▶ **Text provided**
This is my second review for a short stories book. 

I kinda loved it, I have to say I'm a fan of short stories. 

I'll be shorter on "why to read it" because it is my second review to the author. Therefore, I think they would be more interested in receiving advice rather than visibility. 

Still, it's a great book. 10/10 would recommend. 

Positive notes:

1. Writing

It's endearing, fast, generally quite fluent. A pleasure to read.

2. Variety

Again, the good thing with short stoires is the variety, the stories in the book space from romance to drama, to fantasy. There's one for everyone.


Neutral notes: 

1. Too much

These short stories look like a chapter out of a book.

Traditionally, though, they are, indeed, smaller stories. A little background, describe the habitat, what happens? How does it ends? That's it. A lot of your stories seems to try to concentrate a lot of background at the heading, narrate the part you wanted to actually write, fade out.

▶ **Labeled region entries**
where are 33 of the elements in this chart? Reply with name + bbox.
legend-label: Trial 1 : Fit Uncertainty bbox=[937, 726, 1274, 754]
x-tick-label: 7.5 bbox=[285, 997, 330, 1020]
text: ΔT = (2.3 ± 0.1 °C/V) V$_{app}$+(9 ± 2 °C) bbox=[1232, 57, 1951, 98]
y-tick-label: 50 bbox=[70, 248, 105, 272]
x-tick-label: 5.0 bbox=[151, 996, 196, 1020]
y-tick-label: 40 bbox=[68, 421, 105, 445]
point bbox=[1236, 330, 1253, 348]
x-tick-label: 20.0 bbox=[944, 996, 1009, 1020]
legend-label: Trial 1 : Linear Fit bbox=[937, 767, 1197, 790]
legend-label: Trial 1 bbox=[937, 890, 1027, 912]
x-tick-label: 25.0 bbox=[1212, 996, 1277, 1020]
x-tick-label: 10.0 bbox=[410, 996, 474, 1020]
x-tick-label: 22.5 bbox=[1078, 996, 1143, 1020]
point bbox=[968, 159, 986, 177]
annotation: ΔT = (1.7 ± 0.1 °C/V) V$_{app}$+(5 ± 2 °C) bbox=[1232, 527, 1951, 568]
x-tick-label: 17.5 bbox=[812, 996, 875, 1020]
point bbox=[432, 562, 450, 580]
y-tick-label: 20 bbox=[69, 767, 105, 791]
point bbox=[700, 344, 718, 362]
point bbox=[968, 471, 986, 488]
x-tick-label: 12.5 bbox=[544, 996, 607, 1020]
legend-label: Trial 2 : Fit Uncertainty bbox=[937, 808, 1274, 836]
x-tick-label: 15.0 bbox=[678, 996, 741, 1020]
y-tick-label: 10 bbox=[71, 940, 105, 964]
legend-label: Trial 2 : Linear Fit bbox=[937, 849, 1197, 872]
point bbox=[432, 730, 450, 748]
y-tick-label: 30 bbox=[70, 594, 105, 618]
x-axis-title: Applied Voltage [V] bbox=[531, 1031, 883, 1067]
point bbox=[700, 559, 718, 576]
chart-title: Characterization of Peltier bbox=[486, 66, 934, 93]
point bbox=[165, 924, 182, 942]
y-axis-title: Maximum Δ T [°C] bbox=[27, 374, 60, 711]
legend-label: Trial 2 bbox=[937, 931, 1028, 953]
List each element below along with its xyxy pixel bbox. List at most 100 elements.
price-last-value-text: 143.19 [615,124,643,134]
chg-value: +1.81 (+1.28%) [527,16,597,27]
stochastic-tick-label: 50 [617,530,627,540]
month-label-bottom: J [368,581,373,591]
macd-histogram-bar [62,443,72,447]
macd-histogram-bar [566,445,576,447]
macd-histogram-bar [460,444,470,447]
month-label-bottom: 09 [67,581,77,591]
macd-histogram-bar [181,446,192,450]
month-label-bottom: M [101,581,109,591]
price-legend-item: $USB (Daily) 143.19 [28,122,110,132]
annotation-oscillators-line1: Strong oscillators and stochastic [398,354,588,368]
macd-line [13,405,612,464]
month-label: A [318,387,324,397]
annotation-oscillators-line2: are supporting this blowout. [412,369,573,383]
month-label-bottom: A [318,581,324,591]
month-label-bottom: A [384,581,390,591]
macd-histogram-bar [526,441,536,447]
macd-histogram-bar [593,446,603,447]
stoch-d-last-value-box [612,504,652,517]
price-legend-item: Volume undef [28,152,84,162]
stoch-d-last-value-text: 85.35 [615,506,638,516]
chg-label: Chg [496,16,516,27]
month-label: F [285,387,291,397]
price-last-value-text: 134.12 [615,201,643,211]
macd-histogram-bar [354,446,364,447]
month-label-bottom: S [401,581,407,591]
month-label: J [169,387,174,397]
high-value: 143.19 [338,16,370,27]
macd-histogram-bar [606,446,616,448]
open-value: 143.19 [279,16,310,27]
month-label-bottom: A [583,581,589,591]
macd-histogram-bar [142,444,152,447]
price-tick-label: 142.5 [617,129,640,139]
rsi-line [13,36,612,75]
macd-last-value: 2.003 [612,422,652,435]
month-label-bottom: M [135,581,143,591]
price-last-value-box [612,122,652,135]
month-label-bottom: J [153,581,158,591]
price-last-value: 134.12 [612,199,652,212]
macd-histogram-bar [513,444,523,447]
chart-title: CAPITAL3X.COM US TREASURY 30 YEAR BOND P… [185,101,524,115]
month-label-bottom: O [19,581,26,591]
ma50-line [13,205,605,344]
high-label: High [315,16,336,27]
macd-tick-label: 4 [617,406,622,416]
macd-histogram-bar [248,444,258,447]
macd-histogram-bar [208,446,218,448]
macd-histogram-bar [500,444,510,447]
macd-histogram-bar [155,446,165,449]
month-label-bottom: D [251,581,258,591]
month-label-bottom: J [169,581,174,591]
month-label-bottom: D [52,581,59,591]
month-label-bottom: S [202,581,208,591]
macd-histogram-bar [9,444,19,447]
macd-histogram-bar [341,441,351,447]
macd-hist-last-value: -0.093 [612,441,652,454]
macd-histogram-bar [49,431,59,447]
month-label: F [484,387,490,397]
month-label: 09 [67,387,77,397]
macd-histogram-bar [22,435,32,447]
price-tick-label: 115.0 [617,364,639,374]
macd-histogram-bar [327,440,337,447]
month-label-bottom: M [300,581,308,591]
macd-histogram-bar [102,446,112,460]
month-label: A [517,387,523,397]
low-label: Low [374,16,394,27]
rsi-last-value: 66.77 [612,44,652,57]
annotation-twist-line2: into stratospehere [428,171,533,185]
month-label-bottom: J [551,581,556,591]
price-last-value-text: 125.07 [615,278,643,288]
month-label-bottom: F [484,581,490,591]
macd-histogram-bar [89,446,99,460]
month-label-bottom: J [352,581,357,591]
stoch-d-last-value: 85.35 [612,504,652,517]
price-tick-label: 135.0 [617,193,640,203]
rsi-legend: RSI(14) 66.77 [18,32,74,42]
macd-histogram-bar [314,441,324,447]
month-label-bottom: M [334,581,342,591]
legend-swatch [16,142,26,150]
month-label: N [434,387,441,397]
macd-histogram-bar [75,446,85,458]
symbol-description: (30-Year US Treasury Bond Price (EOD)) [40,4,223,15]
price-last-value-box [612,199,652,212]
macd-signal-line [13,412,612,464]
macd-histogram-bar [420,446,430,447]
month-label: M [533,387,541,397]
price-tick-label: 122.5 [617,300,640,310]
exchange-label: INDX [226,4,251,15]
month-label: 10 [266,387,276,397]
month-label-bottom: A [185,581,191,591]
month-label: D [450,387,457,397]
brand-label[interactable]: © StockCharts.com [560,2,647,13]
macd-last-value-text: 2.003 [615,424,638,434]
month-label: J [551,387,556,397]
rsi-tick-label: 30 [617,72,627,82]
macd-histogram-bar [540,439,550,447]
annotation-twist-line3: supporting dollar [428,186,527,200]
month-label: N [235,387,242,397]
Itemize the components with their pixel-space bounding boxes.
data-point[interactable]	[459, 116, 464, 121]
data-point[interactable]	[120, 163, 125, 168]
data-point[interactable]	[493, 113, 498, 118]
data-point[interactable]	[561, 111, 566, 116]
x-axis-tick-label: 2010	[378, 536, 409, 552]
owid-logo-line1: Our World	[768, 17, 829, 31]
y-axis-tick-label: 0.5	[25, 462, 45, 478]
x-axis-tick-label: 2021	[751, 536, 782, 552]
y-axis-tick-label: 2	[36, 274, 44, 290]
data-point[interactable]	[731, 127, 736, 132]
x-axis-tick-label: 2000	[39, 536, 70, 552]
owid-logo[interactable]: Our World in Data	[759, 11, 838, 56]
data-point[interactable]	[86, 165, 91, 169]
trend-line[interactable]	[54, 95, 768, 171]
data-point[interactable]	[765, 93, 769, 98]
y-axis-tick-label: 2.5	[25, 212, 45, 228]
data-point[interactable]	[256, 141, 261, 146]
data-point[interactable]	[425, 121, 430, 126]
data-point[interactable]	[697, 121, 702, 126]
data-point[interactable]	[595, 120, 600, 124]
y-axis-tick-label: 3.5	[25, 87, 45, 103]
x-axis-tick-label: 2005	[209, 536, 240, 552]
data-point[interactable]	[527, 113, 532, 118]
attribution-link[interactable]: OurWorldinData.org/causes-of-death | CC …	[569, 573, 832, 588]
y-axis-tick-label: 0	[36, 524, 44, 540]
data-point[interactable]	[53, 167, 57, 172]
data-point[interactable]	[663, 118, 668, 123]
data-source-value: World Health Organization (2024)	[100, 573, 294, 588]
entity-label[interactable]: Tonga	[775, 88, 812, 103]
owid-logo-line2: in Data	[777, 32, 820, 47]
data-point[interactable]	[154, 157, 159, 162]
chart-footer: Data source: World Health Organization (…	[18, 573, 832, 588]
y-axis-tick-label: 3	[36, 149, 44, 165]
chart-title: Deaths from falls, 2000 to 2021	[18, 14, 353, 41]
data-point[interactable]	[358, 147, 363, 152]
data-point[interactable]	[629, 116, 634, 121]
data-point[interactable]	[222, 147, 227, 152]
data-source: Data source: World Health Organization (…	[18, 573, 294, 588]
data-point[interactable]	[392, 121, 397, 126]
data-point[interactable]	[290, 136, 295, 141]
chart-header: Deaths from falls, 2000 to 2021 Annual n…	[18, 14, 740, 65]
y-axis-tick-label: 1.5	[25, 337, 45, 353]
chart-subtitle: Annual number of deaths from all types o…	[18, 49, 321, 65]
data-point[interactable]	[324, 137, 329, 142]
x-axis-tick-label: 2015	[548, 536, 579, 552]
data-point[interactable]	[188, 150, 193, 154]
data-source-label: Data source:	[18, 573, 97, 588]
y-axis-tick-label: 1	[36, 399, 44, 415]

▶ **Set exercise 1**
Copy the part of the book review between "I'll be shorter" and "one for everyone.", inclusive.
▶ **Set exercise 2**
From the rows, extract the lines from the first row of the labeled region entries through the line containing "x-tick-label: 15.0 bbox=[678, 996, 741, 1020]", inclusive.

▶ **Right answer 1**
I'll be shorter on "why to read it" because it is my second review to the author. Therefore, I think they would be more interested in receiving advice rather than visibility. 

Still, it's a great book. 10/10 would recommend. 

Positive notes:

1. Writing

It's endearing, fast, generally quite fluent. A pleasure to read.

2. Variety

Again, the good thing with short stoires is the variety, the stories in the book space from romance to drama, to fantasy. There's one for everyone.

▶ **Right answer 2**
where are 33 of the elements in this chart? Reply with name + bbox.
legend-label: Trial 1 : Fit Uncertainty bbox=[937, 726, 1274, 754]
x-tick-label: 7.5 bbox=[285, 997, 330, 1020]
text: ΔT = (2.3 ± 0.1 °C/V) V$_{app}$+(9 ± 2 °C) bbox=[1232, 57, 1951, 98]
y-tick-label: 50 bbox=[70, 248, 105, 272]
x-tick-label: 5.0 bbox=[151, 996, 196, 1020]
y-tick-label: 40 bbox=[68, 421, 105, 445]
point bbox=[1236, 330, 1253, 348]
x-tick-label: 20.0 bbox=[944, 996, 1009, 1020]
legend-label: Trial 1 : Linear Fit bbox=[937, 767, 1197, 790]
legend-label: Trial 1 bbox=[937, 890, 1027, 912]
x-tick-label: 25.0 bbox=[1212, 996, 1277, 1020]
x-tick-label: 10.0 bbox=[410, 996, 474, 1020]
x-tick-label: 22.5 bbox=[1078, 996, 1143, 1020]
point bbox=[968, 159, 986, 177]
annotation: ΔT = (1.7 ± 0.1 °C/V) V$_{app}$+(5 ± 2 °C) bbox=[1232, 527, 1951, 568]
x-tick-label: 17.5 bbox=[812, 996, 875, 1020]
point bbox=[432, 562, 450, 580]
y-tick-label: 20 bbox=[69, 767, 105, 791]
point bbox=[700, 344, 718, 362]
point bbox=[968, 471, 986, 488]
x-tick-label: 12.5 bbox=[544, 996, 607, 1020]
legend-label: Trial 2 : Fit Uncertainty bbox=[937, 808, 1274, 836]
x-tick-label: 15.0 bbox=[678, 996, 741, 1020]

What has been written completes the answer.